(Stored records)
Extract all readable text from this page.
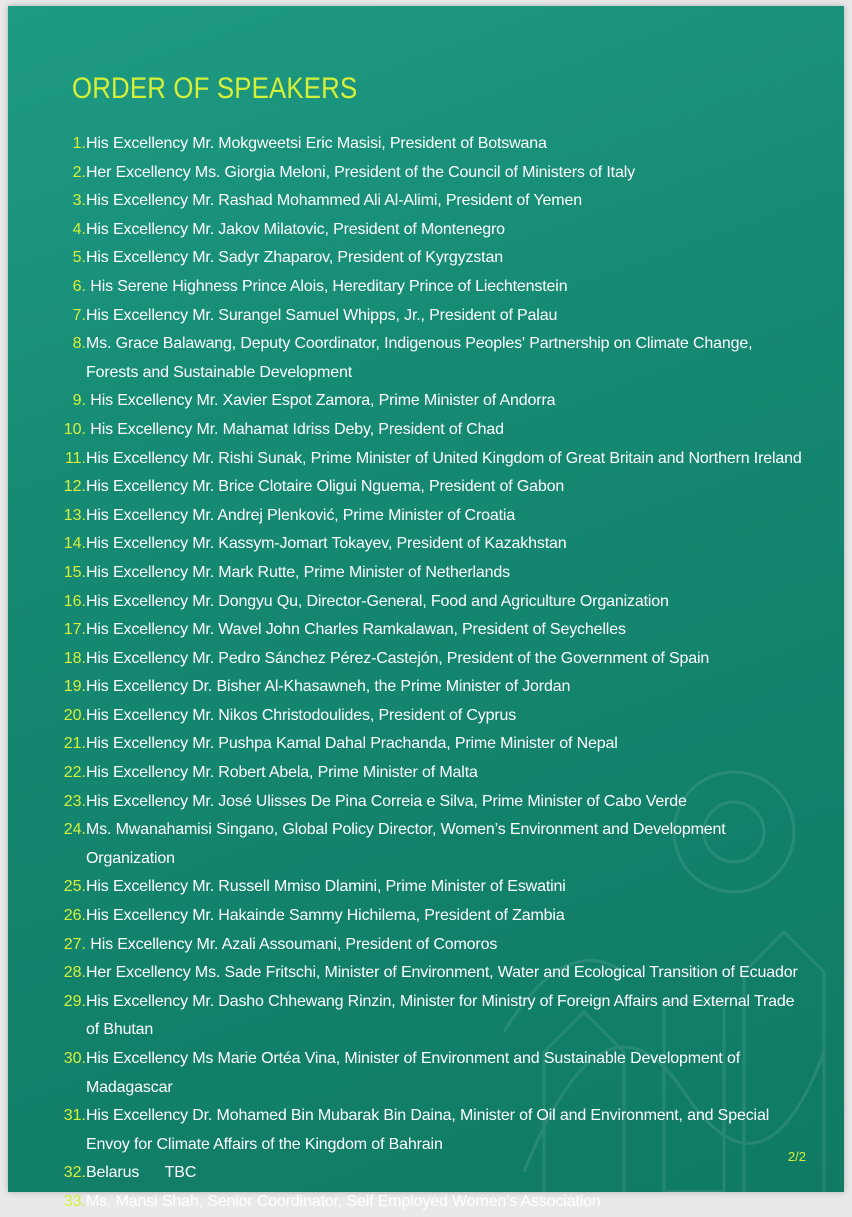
ORDER OF SPEAKERS
1. His Excellency Mr. Mokgweetsi Eric Masisi, President of Botswana
2. Her Excellency Ms. Giorgia Meloni, President of the Council of Ministers of Italy
3. His Excellency Mr. Rashad Mohammed Ali Al-Alimi, President of Yemen
4. His Excellency Mr. Jakov Milatovic, President of Montenegro
5. His Excellency Mr. Sadyr Zhaparov, President of Kyrgyzstan
6. His Serene Highness Prince Alois, Hereditary Prince of Liechtenstein
7. His Excellency Mr. Surangel Samuel Whipps, Jr., President of Palau
8. Ms. Grace Balawang, Deputy Coordinator, Indigenous Peoples' Partnership on Climate Change, Forests and Sustainable Development
9. His Excellency Mr. Xavier Espot Zamora, Prime Minister of Andorra
10. His Excellency Mr. Mahamat Idriss Deby, President of Chad
11. His Excellency Mr. Rishi Sunak, Prime Minister of United Kingdom of Great Britain and Northern Ireland
12. His Excellency Mr. Brice Clotaire Oligui Nguema, President of Gabon
13. His Excellency Mr. Andrej Plenković, Prime Minister of Croatia
14. His Excellency Mr. Kassym-Jomart Tokayev, President of Kazakhstan
15. His Excellency Mr. Mark Rutte, Prime Minister of Netherlands
16. His Excellency Mr. Dongyu Qu, Director-General, Food and Agriculture Organization
17. His Excellency Mr. Wavel John Charles Ramkalawan, President of Seychelles
18. His Excellency Mr. Pedro Sánchez Pérez-Castejón, President of the Government of Spain
19. His Excellency Dr. Bisher Al-Khasawneh, the Prime Minister of Jordan
20. His Excellency Mr. Nikos Christodoulides, President of Cyprus
21. His Excellency Mr. Pushpa Kamal Dahal Prachanda, Prime Minister of Nepal
22. His Excellency Mr. Robert Abela, Prime Minister of Malta
23. His Excellency Mr. José Ulisses De Pina Correia e Silva, Prime Minister of Cabo Verde
24. Ms. Mwanahamisi Singano, Global Policy Director, Women’s Environment and Development Organization
25. His Excellency Mr. Russell Mmiso Dlamini, Prime Minister of Eswatini
26. His Excellency Mr. Hakainde Sammy Hichilema, President of Zambia
27. His Excellency Mr. Azali Assoumani, President of Comoros
28. Her Excellency Ms. Sade Fritschi, Minister of Environment, Water and Ecological Transition of Ecuador
29. His Excellency Mr. Dasho Chhewang Rinzin, Minister for Ministry of Foreign Affairs and External Trade of Bhutan
30. His Excellency Ms Marie Ortéa Vina, Minister of Environment and Sustainable Development of Madagascar
31. His Excellency Dr. Mohamed Bin Mubarak Bin Daina, Minister of Oil and Environment, and Special Envoy for Climate Affairs of the Kingdom of Bahrain
32. Belarus      TBC
33. Ms. Mansi Shah, Senior Coordinator, Self Employed Women’s Association
2/2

Instruction :: Copy the whole listing above word for word but do not carry over the pictures.

Finished task ::
Extract all readable text from this page.
ORDER OF SPEAKERS
1. His Excellency Mr. Mokgweetsi Eric Masisi, President of Botswana
2. Her Excellency Ms. Giorgia Meloni, President of the Council of Ministers of Italy
3. His Excellency Mr. Rashad Mohammed Ali Al-Alimi, President of Yemen
4. His Excellency Mr. Jakov Milatovic, President of Montenegro
5. His Excellency Mr. Sadyr Zhaparov, President of Kyrgyzstan
6. His Serene Highness Prince Alois, Hereditary Prince of Liechtenstein
7. His Excellency Mr. Surangel Samuel Whipps, Jr., President of Palau
8. Ms. Grace Balawang, Deputy Coordinator, Indigenous Peoples' Partnership on Climate Change, Forests and Sustainable Development
9. His Excellency Mr. Xavier Espot Zamora, Prime Minister of Andorra
10. His Excellency Mr. Mahamat Idriss Deby, President of Chad
11. His Excellency Mr. Rishi Sunak, Prime Minister of United Kingdom of Great Britain and Northern Ireland
12. His Excellency Mr. Brice Clotaire Oligui Nguema, President of Gabon
13. His Excellency Mr. Andrej Plenković, Prime Minister of Croatia
14. His Excellency Mr. Kassym-Jomart Tokayev, President of Kazakhstan
15. His Excellency Mr. Mark Rutte, Prime Minister of Netherlands
16. His Excellency Mr. Dongyu Qu, Director-General, Food and Agriculture Organization
17. His Excellency Mr. Wavel John Charles Ramkalawan, President of Seychelles
18. His Excellency Mr. Pedro Sánchez Pérez-Castejón, President of the Government of Spain
19. His Excellency Dr. Bisher Al-Khasawneh, the Prime Minister of Jordan
20. His Excellency Mr. Nikos Christodoulides, President of Cyprus
21. His Excellency Mr. Pushpa Kamal Dahal Prachanda, Prime Minister of Nepal
22. His Excellency Mr. Robert Abela, Prime Minister of Malta
23. His Excellency Mr. José Ulisses De Pina Correia e Silva, Prime Minister of Cabo Verde
24. Ms. Mwanahamisi Singano, Global Policy Director, Women’s Environment and Development Organization
25. His Excellency Mr. Russell Mmiso Dlamini, Prime Minister of Eswatini
26. His Excellency Mr. Hakainde Sammy Hichilema, President of Zambia
27. His Excellency Mr. Azali Assoumani, President of Comoros
28. Her Excellency Ms. Sade Fritschi, Minister of Environment, Water and Ecological Transition of Ecuador
29. His Excellency Mr. Dasho Chhewang Rinzin, Minister for Ministry of Foreign Affairs and External Trade of Bhutan
30. His Excellency Ms Marie Ortéa Vina, Minister of Environment and Sustainable Development of Madagascar
31. His Excellency Dr. Mohamed Bin Mubarak Bin Daina, Minister of Oil and Environment, and Special Envoy for Climate Affairs of the Kingdom of Bahrain
32. Belarus      TBC
33. Ms. Mansi Shah, Senior Coordinator, Self Employed Women’s Association
2/2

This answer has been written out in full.